** Begin Dataset extract **
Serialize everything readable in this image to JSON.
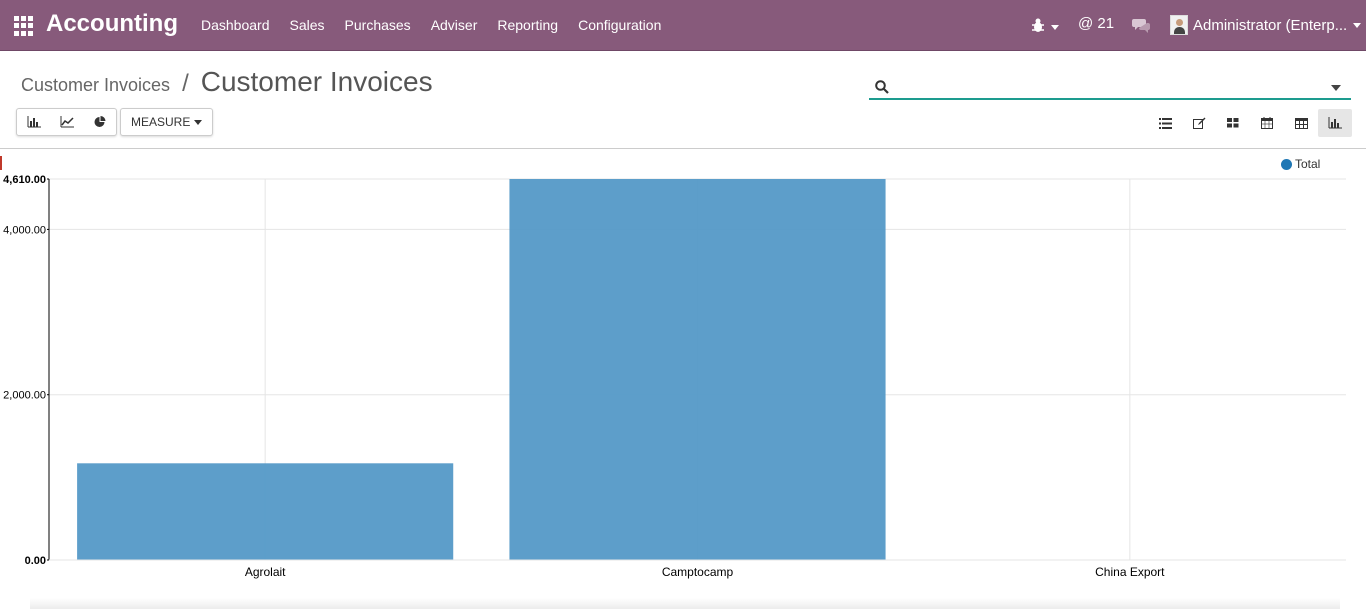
{
  "app": {
    "title": "Accounting"
  },
  "nav": {
    "menu": [
      "Dashboard",
      "Sales",
      "Purchases",
      "Adviser",
      "Reporting",
      "Configuration"
    ],
    "messages_count": "@ 21",
    "user_label": "Administrator (Enterp..."
  },
  "breadcrumb": {
    "parent": "Customer Invoices",
    "separator": "/",
    "current": "Customer Invoices"
  },
  "search": {
    "value": "",
    "placeholder": ""
  },
  "toolbar": {
    "chart_type_buttons": [
      "bar-chart-icon",
      "line-chart-icon",
      "pie-chart-icon"
    ],
    "measure_label": "MEASURE",
    "views": [
      "list-view-icon",
      "form-view-icon",
      "kanban-view-icon",
      "calendar-view-icon",
      "pivot-view-icon",
      "graph-view-icon"
    ],
    "active_view": "graph-view-icon"
  },
  "colors": {
    "navbar": "#875a7b",
    "bar": "#5499c7",
    "legend": "#1f77b4",
    "search_accent": "#1d9c8f"
  },
  "chart_data": {
    "type": "bar",
    "categories": [
      "Agrolait",
      "Camptocamp",
      "China Export"
    ],
    "series": [
      {
        "name": "Total",
        "values": [
          1170,
          4610,
          0
        ]
      }
    ],
    "y_ticks": [
      "0.00",
      "2,000.00",
      "4,000.00",
      "4,610.00"
    ],
    "ylim": [
      0,
      4610
    ],
    "grid": true,
    "legend_position": "top-right"
  }
}
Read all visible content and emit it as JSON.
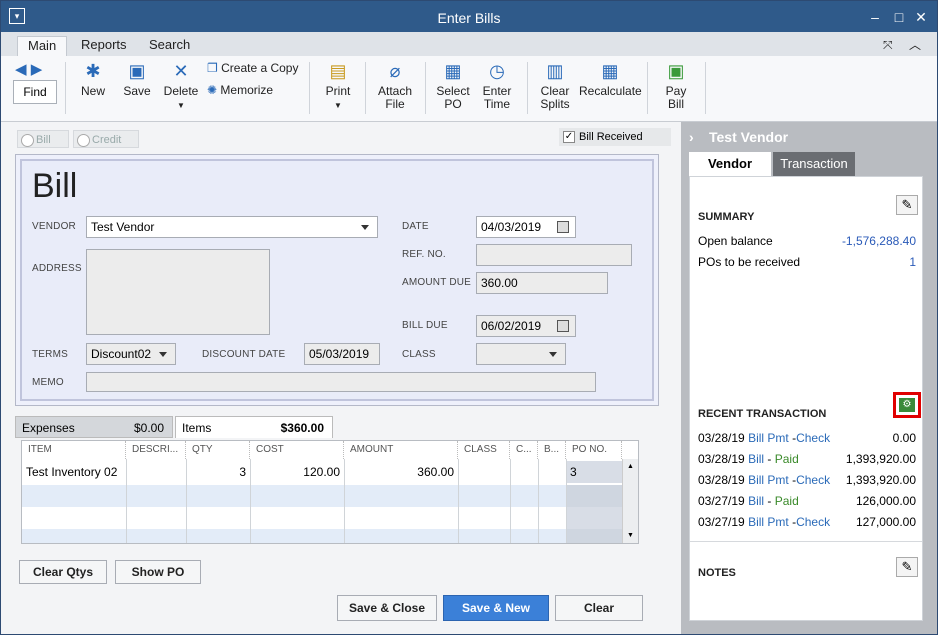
{
  "window": {
    "title": "Enter Bills"
  },
  "menu_tabs": [
    "Main",
    "Reports",
    "Search"
  ],
  "toolbar": {
    "find": "Find",
    "new": "New",
    "save": "Save",
    "delete": "Delete",
    "create_copy": "Create a Copy",
    "memorize": "Memorize",
    "print": "Print",
    "attach_file": [
      "Attach",
      "File"
    ],
    "select_po": [
      "Select",
      "PO"
    ],
    "enter_time": [
      "Enter",
      "Time"
    ],
    "clear_splits": [
      "Clear",
      "Splits"
    ],
    "recalculate": "Recalculate",
    "pay_bill": [
      "Pay",
      "Bill"
    ]
  },
  "type_options": {
    "bill": "Bill",
    "credit": "Credit"
  },
  "bill_received": "Bill Received",
  "form": {
    "heading": "Bill",
    "vendor_label": "VENDOR",
    "vendor": "Test Vendor",
    "address_label": "ADDRESS",
    "date_label": "DATE",
    "date": "04/03/2019",
    "ref_label": "REF. NO.",
    "ref": "",
    "amount_due_label": "AMOUNT DUE",
    "amount_due": "360.00",
    "bill_due_label": "BILL DUE",
    "bill_due": "06/02/2019",
    "terms_label": "TERMS",
    "terms": "Discount02",
    "discount_date_label": "DISCOUNT DATE",
    "discount_date": "05/03/2019",
    "class_label": "CLASS",
    "class": "",
    "memo_label": "MEMO",
    "memo": ""
  },
  "item_tabs": {
    "expenses": "Expenses",
    "expenses_amount": "$0.00",
    "items": "Items",
    "items_amount": "$360.00"
  },
  "grid": {
    "headers": [
      "ITEM",
      "DESCRI...",
      "QTY",
      "COST",
      "AMOUNT",
      "CLASS",
      "C...",
      "B...",
      "PO NO."
    ],
    "rows": [
      {
        "item": "Test Inventory 02",
        "desc": "",
        "qty": "3",
        "cost": "120.00",
        "amount": "360.00",
        "class": "",
        "c": "",
        "b": "",
        "po": "3"
      }
    ]
  },
  "buttons": {
    "clear_qtys": "Clear Qtys",
    "show_po": "Show PO",
    "save_close": "Save & Close",
    "save_new": "Save & New",
    "clear": "Clear"
  },
  "side": {
    "title": "Test Vendor",
    "tabs": [
      "Vendor",
      "Transaction"
    ],
    "summary_title": "SUMMARY",
    "summary": [
      {
        "label": "Open balance",
        "value": "-1,576,288.40"
      },
      {
        "label": "POs to be received",
        "value": "1"
      }
    ],
    "recent_title": "RECENT TRANSACTION",
    "recent": [
      {
        "date": "03/28/19",
        "a": "Bill Pmt",
        "sep": " -",
        "b": "Check",
        "amount": "0.00"
      },
      {
        "date": "03/28/19",
        "a": "Bill",
        "sep": " - ",
        "b": "Paid",
        "amount": "1,393,920.00"
      },
      {
        "date": "03/28/19",
        "a": "Bill Pmt",
        "sep": " -",
        "b": "Check",
        "amount": "1,393,920.00"
      },
      {
        "date": "03/27/19",
        "a": "Bill",
        "sep": " - ",
        "b": "Paid",
        "amount": "126,000.00"
      },
      {
        "date": "03/27/19",
        "a": "Bill Pmt",
        "sep": " -",
        "b": "Check",
        "amount": "127,000.00"
      }
    ],
    "notes_title": "NOTES"
  },
  "colors": {
    "titlebar": "#2f5a8a",
    "accent": "#3b80d8",
    "highlight": "#e00000"
  }
}
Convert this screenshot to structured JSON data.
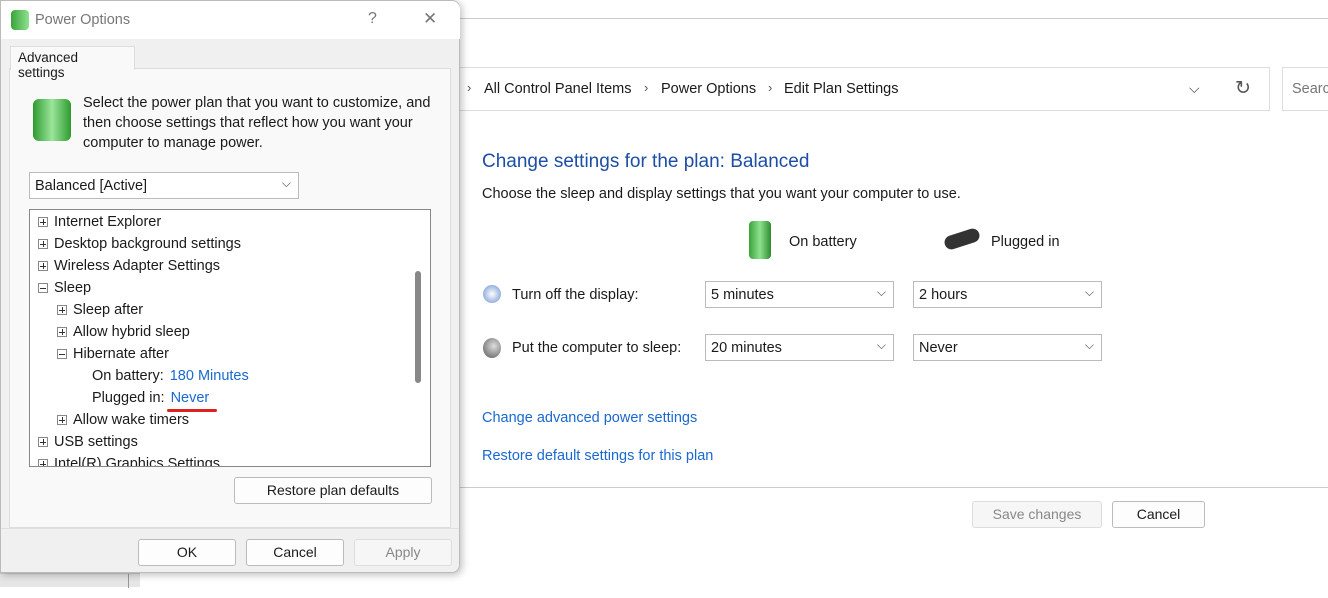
** End Dataset extract **
* _Requirement_: Each entry above is to be written out again unchanged, apart from the pictures, which are left out.

* _Response to this exercise_:
Serialize everything readable in this image to JSON.
{
  "app": {
    "title": "Accounting"
  },
  "nav": {
    "menu": [
      "Dashboard",
      "Sales",
      "Purchases",
      "Adviser",
      "Reporting",
      "Configuration"
    ],
    "messages_count": "@ 21",
    "user_label": "Administrator (Enterp..."
  },
  "breadcrumb": {
    "parent": "Customer Invoices",
    "separator": "/",
    "current": "Customer Invoices"
  },
  "search": {
    "value": "",
    "placeholder": ""
  },
  "toolbar": {
    "chart_type_buttons": [
      "bar-chart-icon",
      "line-chart-icon",
      "pie-chart-icon"
    ],
    "measure_label": "MEASURE",
    "views": [
      "list-view-icon",
      "form-view-icon",
      "kanban-view-icon",
      "calendar-view-icon",
      "pivot-view-icon",
      "graph-view-icon"
    ],
    "active_view": "graph-view-icon"
  },
  "colors": {
    "navbar": "#875a7b",
    "bar": "#5499c7",
    "legend": "#1f77b4",
    "search_accent": "#1d9c8f"
  },
  "chart_data": {
    "type": "bar",
    "categories": [
      "Agrolait",
      "Camptocamp",
      "China Export"
    ],
    "series": [
      {
        "name": "Total",
        "values": [
          1170,
          4610,
          0
        ]
      }
    ],
    "y_ticks": [
      "0.00",
      "2,000.00",
      "4,000.00",
      "4,610.00"
    ],
    "ylim": [
      0,
      4610
    ],
    "grid": true,
    "legend_position": "top-right"
  }
}
Read all visible content and emit it as JSON.
{
  "window": {
    "title": "Enter Bills"
  },
  "menu_tabs": [
    "Main",
    "Reports",
    "Search"
  ],
  "toolbar": {
    "find": "Find",
    "new": "New",
    "save": "Save",
    "delete": "Delete",
    "create_copy": "Create a Copy",
    "memorize": "Memorize",
    "print": "Print",
    "attach_file": [
      "Attach",
      "File"
    ],
    "select_po": [
      "Select",
      "PO"
    ],
    "enter_time": [
      "Enter",
      "Time"
    ],
    "clear_splits": [
      "Clear",
      "Splits"
    ],
    "recalculate": "Recalculate",
    "pay_bill": [
      "Pay",
      "Bill"
    ]
  },
  "type_options": {
    "bill": "Bill",
    "credit": "Credit"
  },
  "bill_received": "Bill Received",
  "form": {
    "heading": "Bill",
    "vendor_label": "VENDOR",
    "vendor": "Test Vendor",
    "address_label": "ADDRESS",
    "date_label": "DATE",
    "date": "04/03/2019",
    "ref_label": "REF. NO.",
    "ref": "",
    "amount_due_label": "AMOUNT DUE",
    "amount_due": "360.00",
    "bill_due_label": "BILL DUE",
    "bill_due": "06/02/2019",
    "terms_label": "TERMS",
    "terms": "Discount02",
    "discount_date_label": "DISCOUNT DATE",
    "discount_date": "05/03/2019",
    "class_label": "CLASS",
    "class": "",
    "memo_label": "MEMO",
    "memo": ""
  },
  "item_tabs": {
    "expenses": "Expenses",
    "expenses_amount": "$0.00",
    "items": "Items",
    "items_amount": "$360.00"
  },
  "grid": {
    "headers": [
      "ITEM",
      "DESCRI...",
      "QTY",
      "COST",
      "AMOUNT",
      "CLASS",
      "C...",
      "B...",
      "PO NO."
    ],
    "rows": [
      {
        "item": "Test Inventory 02",
        "desc": "",
        "qty": "3",
        "cost": "120.00",
        "amount": "360.00",
        "class": "",
        "c": "",
        "b": "",
        "po": "3"
      }
    ]
  },
  "buttons": {
    "clear_qtys": "Clear Qtys",
    "show_po": "Show PO",
    "save_close": "Save & Close",
    "save_new": "Save & New",
    "clear": "Clear"
  },
  "side": {
    "title": "Test Vendor",
    "tabs": [
      "Vendor",
      "Transaction"
    ],
    "summary_title": "SUMMARY",
    "summary": [
      {
        "label": "Open balance",
        "value": "-1,576,288.40"
      },
      {
        "label": "POs to be received",
        "value": "1"
      }
    ],
    "recent_title": "RECENT TRANSACTION",
    "recent": [
      {
        "date": "03/28/19",
        "a": "Bill Pmt",
        "sep": " -",
        "b": "Check",
        "amount": "0.00"
      },
      {
        "date": "03/28/19",
        "a": "Bill",
        "sep": " - ",
        "b": "Paid",
        "amount": "1,393,920.00"
      },
      {
        "date": "03/28/19",
        "a": "Bill Pmt",
        "sep": " -",
        "b": "Check",
        "amount": "1,393,920.00"
      },
      {
        "date": "03/27/19",
        "a": "Bill",
        "sep": " - ",
        "b": "Paid",
        "amount": "126,000.00"
      },
      {
        "date": "03/27/19",
        "a": "Bill Pmt",
        "sep": " -",
        "b": "Check",
        "amount": "127,000.00"
      }
    ],
    "notes_title": "NOTES"
  },
  "colors": {
    "titlebar": "#2f5a8a",
    "accent": "#3b80d8",
    "highlight": "#e00000"
  }
}
Convert this screenshot to structured JSON data.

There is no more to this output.